**GIVEN PROBLEM:** Output every line below without omitting or altering anything.

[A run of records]
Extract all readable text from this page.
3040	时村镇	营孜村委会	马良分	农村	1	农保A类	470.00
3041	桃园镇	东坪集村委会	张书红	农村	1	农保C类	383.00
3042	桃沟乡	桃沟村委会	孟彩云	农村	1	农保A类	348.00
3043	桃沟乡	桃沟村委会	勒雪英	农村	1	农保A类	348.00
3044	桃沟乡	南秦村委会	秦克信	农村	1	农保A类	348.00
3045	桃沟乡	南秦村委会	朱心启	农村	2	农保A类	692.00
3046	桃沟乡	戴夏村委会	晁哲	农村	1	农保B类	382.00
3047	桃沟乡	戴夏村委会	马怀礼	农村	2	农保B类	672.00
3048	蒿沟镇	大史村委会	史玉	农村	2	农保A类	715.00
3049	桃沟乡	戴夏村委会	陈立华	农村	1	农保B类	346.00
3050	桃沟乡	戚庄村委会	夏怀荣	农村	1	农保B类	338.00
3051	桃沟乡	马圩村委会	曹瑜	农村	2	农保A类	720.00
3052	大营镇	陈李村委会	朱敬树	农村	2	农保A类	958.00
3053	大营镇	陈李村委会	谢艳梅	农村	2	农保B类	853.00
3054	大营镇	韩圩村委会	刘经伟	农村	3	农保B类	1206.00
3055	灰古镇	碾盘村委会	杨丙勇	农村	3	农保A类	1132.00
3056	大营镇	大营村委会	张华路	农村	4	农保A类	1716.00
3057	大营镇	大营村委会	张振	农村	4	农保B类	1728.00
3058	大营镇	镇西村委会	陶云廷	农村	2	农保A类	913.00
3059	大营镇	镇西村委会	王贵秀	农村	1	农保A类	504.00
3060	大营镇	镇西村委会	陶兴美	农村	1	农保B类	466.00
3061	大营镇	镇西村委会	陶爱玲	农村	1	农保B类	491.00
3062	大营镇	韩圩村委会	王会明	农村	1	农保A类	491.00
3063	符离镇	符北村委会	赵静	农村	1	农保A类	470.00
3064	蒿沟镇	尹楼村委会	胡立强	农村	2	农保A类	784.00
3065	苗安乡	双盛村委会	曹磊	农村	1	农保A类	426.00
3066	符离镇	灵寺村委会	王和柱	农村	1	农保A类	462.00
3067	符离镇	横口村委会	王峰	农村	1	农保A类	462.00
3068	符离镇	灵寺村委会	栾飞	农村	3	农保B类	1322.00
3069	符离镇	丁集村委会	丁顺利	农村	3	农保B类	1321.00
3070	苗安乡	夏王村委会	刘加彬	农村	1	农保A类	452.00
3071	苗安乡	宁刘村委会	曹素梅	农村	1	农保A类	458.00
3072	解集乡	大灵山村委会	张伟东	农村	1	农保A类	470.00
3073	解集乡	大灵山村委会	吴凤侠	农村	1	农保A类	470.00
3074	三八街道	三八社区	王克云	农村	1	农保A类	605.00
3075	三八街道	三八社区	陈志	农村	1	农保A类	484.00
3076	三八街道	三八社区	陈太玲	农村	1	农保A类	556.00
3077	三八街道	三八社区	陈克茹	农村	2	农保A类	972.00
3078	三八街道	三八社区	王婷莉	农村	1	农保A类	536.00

**EXPECTED OUTPUT:**
Extract all readable text from this page.
3040	时村镇	营孜村委会	马良分	农村	1	农保A类	470.00
3041	桃园镇	东坪集村委会	张书红	农村	1	农保C类	383.00
3042	桃沟乡	桃沟村委会	孟彩云	农村	1	农保A类	348.00
3043	桃沟乡	桃沟村委会	勒雪英	农村	1	农保A类	348.00
3044	桃沟乡	南秦村委会	秦克信	农村	1	农保A类	348.00
3045	桃沟乡	南秦村委会	朱心启	农村	2	农保A类	692.00
3046	桃沟乡	戴夏村委会	晁哲	农村	1	农保B类	382.00
3047	桃沟乡	戴夏村委会	马怀礼	农村	2	农保B类	672.00
3048	蒿沟镇	大史村委会	史玉	农村	2	农保A类	715.00
3049	桃沟乡	戴夏村委会	陈立华	农村	1	农保B类	346.00
3050	桃沟乡	戚庄村委会	夏怀荣	农村	1	农保B类	338.00
3051	桃沟乡	马圩村委会	曹瑜	农村	2	农保A类	720.00
3052	大营镇	陈李村委会	朱敬树	农村	2	农保A类	958.00
3053	大营镇	陈李村委会	谢艳梅	农村	2	农保B类	853.00
3054	大营镇	韩圩村委会	刘经伟	农村	3	农保B类	1206.00
3055	灰古镇	碾盘村委会	杨丙勇	农村	3	农保A类	1132.00
3056	大营镇	大营村委会	张华路	农村	4	农保A类	1716.00
3057	大营镇	大营村委会	张振	农村	4	农保B类	1728.00
3058	大营镇	镇西村委会	陶云廷	农村	2	农保A类	913.00
3059	大营镇	镇西村委会	王贵秀	农村	1	农保A类	504.00
3060	大营镇	镇西村委会	陶兴美	农村	1	农保B类	466.00
3061	大营镇	镇西村委会	陶爱玲	农村	1	农保B类	491.00
3062	大营镇	韩圩村委会	王会明	农村	1	农保A类	491.00
3063	符离镇	符北村委会	赵静	农村	1	农保A类	470.00
3064	蒿沟镇	尹楼村委会	胡立强	农村	2	农保A类	784.00
3065	苗安乡	双盛村委会	曹磊	农村	1	农保A类	426.00
3066	符离镇	灵寺村委会	王和柱	农村	1	农保A类	462.00
3067	符离镇	横口村委会	王峰	农村	1	农保A类	462.00
3068	符离镇	灵寺村委会	栾飞	农村	3	农保B类	1322.00
3069	符离镇	丁集村委会	丁顺利	农村	3	农保B类	1321.00
3070	苗安乡	夏王村委会	刘加彬	农村	1	农保A类	452.00
3071	苗安乡	宁刘村委会	曹素梅	农村	1	农保A类	458.00
3072	解集乡	大灵山村委会	张伟东	农村	1	农保A类	470.00
3073	解集乡	大灵山村委会	吴凤侠	农村	1	农保A类	470.00
3074	三八街道	三八社区	王克云	农村	1	农保A类	605.00
3075	三八街道	三八社区	陈志	农村	1	农保A类	484.00
3076	三八街道	三八社区	陈太玲	农村	1	农保A类	556.00
3077	三八街道	三八社区	陈克茹	农村	2	农保A类	972.00
3078	三八街道	三八社区	王婷莉	农村	1	农保A类	536.00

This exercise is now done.